## Brief
Locate the word "Ἰωάννης" in the data below, then copy every line that holds it.

━━━━━ Information given

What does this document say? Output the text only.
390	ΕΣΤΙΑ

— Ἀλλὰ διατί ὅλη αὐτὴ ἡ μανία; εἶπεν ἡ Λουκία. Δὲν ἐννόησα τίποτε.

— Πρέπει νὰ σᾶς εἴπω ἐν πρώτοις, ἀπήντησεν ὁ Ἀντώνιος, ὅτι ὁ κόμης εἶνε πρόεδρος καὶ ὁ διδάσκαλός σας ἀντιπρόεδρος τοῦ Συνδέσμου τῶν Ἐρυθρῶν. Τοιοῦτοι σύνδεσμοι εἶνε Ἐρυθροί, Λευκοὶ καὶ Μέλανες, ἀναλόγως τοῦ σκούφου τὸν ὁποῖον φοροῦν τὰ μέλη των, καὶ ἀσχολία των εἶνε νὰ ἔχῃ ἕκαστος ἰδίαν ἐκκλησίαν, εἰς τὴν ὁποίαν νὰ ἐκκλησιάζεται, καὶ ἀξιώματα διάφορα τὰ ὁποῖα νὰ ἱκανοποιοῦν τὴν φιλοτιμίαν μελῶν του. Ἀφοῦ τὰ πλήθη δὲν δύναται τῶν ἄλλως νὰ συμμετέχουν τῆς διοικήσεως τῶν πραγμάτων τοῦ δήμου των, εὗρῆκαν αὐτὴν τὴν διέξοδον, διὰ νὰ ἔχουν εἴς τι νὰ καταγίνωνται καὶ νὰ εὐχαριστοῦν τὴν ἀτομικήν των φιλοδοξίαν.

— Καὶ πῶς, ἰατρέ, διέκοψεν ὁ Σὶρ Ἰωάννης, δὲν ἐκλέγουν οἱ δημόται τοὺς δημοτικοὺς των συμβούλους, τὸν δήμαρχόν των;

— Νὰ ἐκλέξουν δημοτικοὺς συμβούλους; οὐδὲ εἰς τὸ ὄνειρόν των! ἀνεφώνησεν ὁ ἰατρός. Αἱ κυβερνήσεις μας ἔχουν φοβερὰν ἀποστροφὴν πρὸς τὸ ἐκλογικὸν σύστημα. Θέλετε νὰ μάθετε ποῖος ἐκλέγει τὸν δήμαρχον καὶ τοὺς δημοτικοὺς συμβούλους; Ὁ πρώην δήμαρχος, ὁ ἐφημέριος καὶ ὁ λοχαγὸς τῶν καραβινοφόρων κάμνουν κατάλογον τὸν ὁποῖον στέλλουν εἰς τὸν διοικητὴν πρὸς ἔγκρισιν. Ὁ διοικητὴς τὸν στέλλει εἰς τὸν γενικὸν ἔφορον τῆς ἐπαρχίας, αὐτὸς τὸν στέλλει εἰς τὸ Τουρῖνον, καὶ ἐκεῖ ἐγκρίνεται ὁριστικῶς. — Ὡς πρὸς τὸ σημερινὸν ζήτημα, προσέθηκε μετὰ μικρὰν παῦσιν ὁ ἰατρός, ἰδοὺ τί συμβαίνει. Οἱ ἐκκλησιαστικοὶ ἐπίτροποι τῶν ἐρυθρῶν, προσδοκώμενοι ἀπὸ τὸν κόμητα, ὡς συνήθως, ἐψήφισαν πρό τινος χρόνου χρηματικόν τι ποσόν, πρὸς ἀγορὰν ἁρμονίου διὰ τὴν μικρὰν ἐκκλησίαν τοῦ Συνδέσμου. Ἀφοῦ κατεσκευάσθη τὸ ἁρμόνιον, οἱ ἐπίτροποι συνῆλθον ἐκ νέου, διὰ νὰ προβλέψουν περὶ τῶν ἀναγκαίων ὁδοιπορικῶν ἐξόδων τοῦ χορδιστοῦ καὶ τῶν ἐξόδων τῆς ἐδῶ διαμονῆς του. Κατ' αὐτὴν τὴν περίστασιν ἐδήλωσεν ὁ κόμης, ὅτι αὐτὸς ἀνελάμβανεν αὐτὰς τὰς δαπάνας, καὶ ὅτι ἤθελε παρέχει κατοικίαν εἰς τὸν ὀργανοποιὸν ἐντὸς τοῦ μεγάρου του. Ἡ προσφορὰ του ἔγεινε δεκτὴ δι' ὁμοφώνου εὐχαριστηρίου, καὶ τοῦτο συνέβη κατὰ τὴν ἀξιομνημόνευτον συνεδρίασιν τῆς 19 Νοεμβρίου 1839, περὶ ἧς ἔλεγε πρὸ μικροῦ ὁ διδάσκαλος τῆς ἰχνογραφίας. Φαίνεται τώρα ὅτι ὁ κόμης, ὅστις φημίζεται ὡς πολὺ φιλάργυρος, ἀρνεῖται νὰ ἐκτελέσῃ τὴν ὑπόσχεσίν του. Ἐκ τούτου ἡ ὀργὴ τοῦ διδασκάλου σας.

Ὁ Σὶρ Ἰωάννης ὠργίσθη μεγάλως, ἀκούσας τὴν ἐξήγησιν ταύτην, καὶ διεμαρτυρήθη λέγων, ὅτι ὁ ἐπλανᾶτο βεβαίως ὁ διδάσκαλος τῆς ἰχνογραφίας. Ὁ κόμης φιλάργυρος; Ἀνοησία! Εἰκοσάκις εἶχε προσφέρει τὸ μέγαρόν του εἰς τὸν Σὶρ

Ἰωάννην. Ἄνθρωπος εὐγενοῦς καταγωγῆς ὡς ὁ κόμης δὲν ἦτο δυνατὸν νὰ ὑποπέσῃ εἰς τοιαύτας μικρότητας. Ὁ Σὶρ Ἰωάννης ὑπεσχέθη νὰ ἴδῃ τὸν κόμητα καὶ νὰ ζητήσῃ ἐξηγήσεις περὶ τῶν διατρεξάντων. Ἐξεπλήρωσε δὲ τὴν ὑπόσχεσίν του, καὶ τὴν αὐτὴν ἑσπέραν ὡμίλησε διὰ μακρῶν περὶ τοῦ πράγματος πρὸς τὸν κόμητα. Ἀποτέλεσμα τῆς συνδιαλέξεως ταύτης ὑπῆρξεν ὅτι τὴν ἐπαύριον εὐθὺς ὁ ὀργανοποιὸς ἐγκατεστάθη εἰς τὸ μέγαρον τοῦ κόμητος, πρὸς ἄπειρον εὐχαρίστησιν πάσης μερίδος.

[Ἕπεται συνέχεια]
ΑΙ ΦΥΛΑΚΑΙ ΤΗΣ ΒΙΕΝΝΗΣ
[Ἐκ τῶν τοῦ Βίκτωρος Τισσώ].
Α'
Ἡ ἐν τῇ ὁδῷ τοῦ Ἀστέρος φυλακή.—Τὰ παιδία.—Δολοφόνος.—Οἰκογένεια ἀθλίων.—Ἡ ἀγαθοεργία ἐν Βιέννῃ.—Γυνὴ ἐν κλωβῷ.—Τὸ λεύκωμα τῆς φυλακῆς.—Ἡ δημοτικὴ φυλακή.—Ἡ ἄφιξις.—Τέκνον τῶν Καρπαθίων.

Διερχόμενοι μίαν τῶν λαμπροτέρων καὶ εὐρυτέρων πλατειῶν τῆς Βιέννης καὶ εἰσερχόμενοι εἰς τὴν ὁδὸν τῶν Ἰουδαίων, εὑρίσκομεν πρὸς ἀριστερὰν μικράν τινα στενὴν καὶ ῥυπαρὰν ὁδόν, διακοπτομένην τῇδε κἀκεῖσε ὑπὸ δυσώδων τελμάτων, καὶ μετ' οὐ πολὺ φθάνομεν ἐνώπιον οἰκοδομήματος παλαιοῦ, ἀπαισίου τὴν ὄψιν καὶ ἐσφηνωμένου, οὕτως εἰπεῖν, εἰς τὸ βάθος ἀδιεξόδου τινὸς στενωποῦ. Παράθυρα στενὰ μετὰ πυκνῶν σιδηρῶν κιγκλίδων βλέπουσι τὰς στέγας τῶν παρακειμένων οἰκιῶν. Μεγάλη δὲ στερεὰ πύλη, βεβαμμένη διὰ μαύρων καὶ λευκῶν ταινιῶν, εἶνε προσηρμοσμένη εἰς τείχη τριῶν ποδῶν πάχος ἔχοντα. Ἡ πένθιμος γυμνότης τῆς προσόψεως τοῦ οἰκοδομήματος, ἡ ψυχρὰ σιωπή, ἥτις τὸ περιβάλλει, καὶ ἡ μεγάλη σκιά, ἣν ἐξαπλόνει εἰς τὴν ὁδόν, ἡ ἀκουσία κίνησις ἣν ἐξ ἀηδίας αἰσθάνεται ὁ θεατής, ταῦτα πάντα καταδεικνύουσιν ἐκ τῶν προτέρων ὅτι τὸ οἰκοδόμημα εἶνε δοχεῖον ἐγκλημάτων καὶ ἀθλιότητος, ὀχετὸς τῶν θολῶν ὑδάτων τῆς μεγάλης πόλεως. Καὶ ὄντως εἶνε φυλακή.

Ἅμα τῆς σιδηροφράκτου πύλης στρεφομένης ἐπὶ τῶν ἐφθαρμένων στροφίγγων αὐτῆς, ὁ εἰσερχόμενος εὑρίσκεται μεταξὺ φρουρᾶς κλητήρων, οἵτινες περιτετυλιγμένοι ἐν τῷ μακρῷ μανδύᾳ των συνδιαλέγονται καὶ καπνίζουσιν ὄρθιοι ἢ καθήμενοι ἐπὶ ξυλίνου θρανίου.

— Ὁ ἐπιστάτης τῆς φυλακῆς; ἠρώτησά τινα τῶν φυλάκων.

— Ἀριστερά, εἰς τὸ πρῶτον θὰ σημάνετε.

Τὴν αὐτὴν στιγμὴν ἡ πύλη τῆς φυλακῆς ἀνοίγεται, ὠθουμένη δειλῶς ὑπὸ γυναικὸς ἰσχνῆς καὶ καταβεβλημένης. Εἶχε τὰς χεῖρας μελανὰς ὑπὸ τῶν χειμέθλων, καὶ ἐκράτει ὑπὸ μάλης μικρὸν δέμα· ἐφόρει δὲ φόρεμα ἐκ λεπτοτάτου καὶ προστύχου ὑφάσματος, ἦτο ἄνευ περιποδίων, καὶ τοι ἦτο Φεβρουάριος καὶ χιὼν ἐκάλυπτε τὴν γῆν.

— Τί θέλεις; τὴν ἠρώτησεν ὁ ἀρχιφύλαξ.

━━━━━━━━━━

## Output of the task
— Καὶ πῶς, ἰατρέ, διέκοψεν ὁ Σὶρ Ἰωάννης, δὲν ἐκλέγουν οἱ δημόται τοὺς δημοτικοὺς των συμβούλους, τὸν δήμαρχόν των;
Ὁ Σὶρ Ἰωάννης ὠργίσθη μεγάλως, ἀκούσας τὴν ἐξήγησιν ταύτην, καὶ διεμαρτυρήθη λέγων, ὅτι ὁ ἐπλανᾶτο βεβαίως ὁ διδάσκαλος τῆς ἰχνογραφίας. Ὁ κόμης φιλάργυρος; Ἀνοησία! Εἰκοσάκις εἶχε προσφέρει τὸ μέγαρόν του εἰς τὸν Σὶρ
Ἰωάννην. Ἄνθρωπος εὐγενοῦς καταγωγῆς ὡς ὁ κόμης δὲν ἦτο δυνατὸν νὰ ὑποπέσῃ εἰς τοιαύτας μικρότητας. Ὁ Σὶρ Ἰωάννης ὑπεσχέθη νὰ ἴδῃ τὸν κόμητα καὶ νὰ ζητήσῃ ἐξηγήσεις περὶ τῶν διατρεξάντων. Ἐξεπλήρωσε δὲ τὴν ὑπόσχεσίν του, καὶ τὴν αὐτὴν ἑσπέραν ὡμίλησε διὰ μακρῶν περὶ τοῦ πράγματος πρὸς τὸν κόμητα. Ἀποτέλεσμα τῆς συνδιαλέξεως ταύτης ὑπῆρξεν ὅτι τὴν ἐπαύριον εὐθὺς ὁ ὀργανοποιὸς ἐγκατεστάθη εἰς τὸ μέγαρον τοῦ κόμητος, πρὸς ἄπειρον εὐχαρίστησιν πάσης μερίδος.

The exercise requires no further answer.